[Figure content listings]

:::::

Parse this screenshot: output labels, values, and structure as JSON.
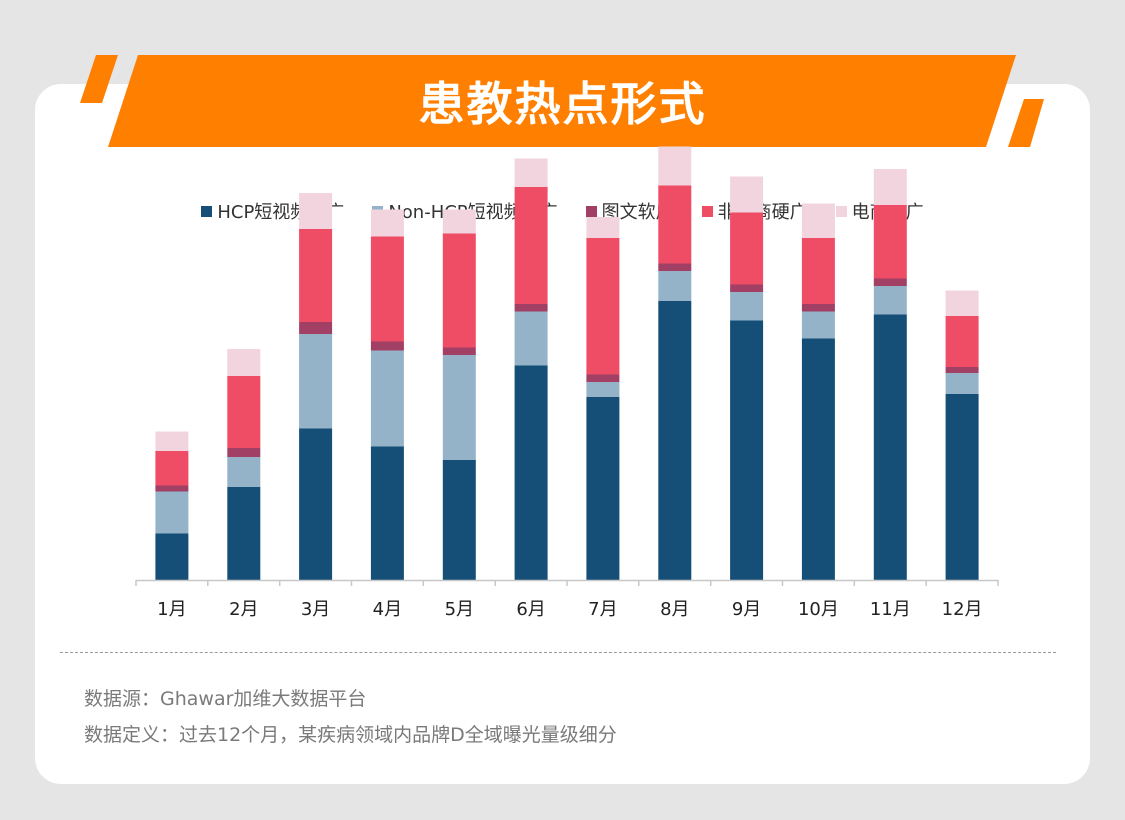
{
  "header": {
    "title": "患教热点形式"
  },
  "colors": {
    "banner": "#ff7f00",
    "hcp_short_video": "#154f77",
    "non_hcp_short_video": "#94b3c8",
    "image_text": "#a23f64",
    "non_ecommerce_hard_ad": "#ef4d66",
    "ecommerce_hard_ad": "#f2d4df"
  },
  "chart_data": {
    "type": "bar",
    "stacked": true,
    "categories": [
      "1月",
      "2月",
      "3月",
      "4月",
      "5月",
      "6月",
      "7月",
      "8月",
      "9月",
      "10月",
      "11月",
      "12月"
    ],
    "series": [
      {
        "name": "HCP短视频软广",
        "color": "#154f77",
        "values": [
          31,
          62,
          101,
          89,
          80,
          143,
          122,
          186,
          173,
          161,
          177,
          124
        ]
      },
      {
        "name": "Non-HCP短视频软广",
        "color": "#94b3c8",
        "values": [
          28,
          20,
          63,
          64,
          70,
          36,
          10,
          20,
          19,
          18,
          19,
          14
        ]
      },
      {
        "name": "图文软广",
        "color": "#a23f64",
        "values": [
          4,
          6,
          8,
          6,
          5,
          5,
          5,
          5,
          5,
          5,
          5,
          4
        ]
      },
      {
        "name": "非电商硬广",
        "color": "#ef4d66",
        "values": [
          23,
          48,
          62,
          70,
          76,
          78,
          91,
          52,
          48,
          44,
          49,
          34
        ]
      },
      {
        "name": "电商硬广",
        "color": "#f2d4df",
        "values": [
          13,
          18,
          24,
          18,
          16,
          19,
          14,
          26,
          24,
          23,
          24,
          17
        ]
      }
    ],
    "ylim": [
      0,
      300
    ],
    "grid": false,
    "legend_position": "top-center"
  },
  "footer": {
    "source": "数据源：Ghawar加维大数据平台",
    "definition": "数据定义：过去12个月，某疾病领域内品牌D全域曝光量级细分"
  }
}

:::::

:: EXERCISE DESCRIPTION ::
Transcribe the listing in full. Omit the pictures and keep every line exact.

:: TASK OUTPUT ::
Parse this screenshot: output labels, values, and structure as JSON.
{
  "header": {
    "title": "患教热点形式"
  },
  "colors": {
    "banner": "#ff7f00",
    "hcp_short_video": "#154f77",
    "non_hcp_short_video": "#94b3c8",
    "image_text": "#a23f64",
    "non_ecommerce_hard_ad": "#ef4d66",
    "ecommerce_hard_ad": "#f2d4df"
  },
  "chart_data": {
    "type": "bar",
    "stacked": true,
    "categories": [
      "1月",
      "2月",
      "3月",
      "4月",
      "5月",
      "6月",
      "7月",
      "8月",
      "9月",
      "10月",
      "11月",
      "12月"
    ],
    "series": [
      {
        "name": "HCP短视频软广",
        "color": "#154f77",
        "values": [
          31,
          62,
          101,
          89,
          80,
          143,
          122,
          186,
          173,
          161,
          177,
          124
        ]
      },
      {
        "name": "Non-HCP短视频软广",
        "color": "#94b3c8",
        "values": [
          28,
          20,
          63,
          64,
          70,
          36,
          10,
          20,
          19,
          18,
          19,
          14
        ]
      },
      {
        "name": "图文软广",
        "color": "#a23f64",
        "values": [
          4,
          6,
          8,
          6,
          5,
          5,
          5,
          5,
          5,
          5,
          5,
          4
        ]
      },
      {
        "name": "非电商硬广",
        "color": "#ef4d66",
        "values": [
          23,
          48,
          62,
          70,
          76,
          78,
          91,
          52,
          48,
          44,
          49,
          34
        ]
      },
      {
        "name": "电商硬广",
        "color": "#f2d4df",
        "values": [
          13,
          18,
          24,
          18,
          16,
          19,
          14,
          26,
          24,
          23,
          24,
          17
        ]
      }
    ],
    "ylim": [
      0,
      300
    ],
    "grid": false,
    "legend_position": "top-center"
  },
  "footer": {
    "source": "数据源：Ghawar加维大数据平台",
    "definition": "数据定义：过去12个月，某疾病领域内品牌D全域曝光量级细分"
  }
}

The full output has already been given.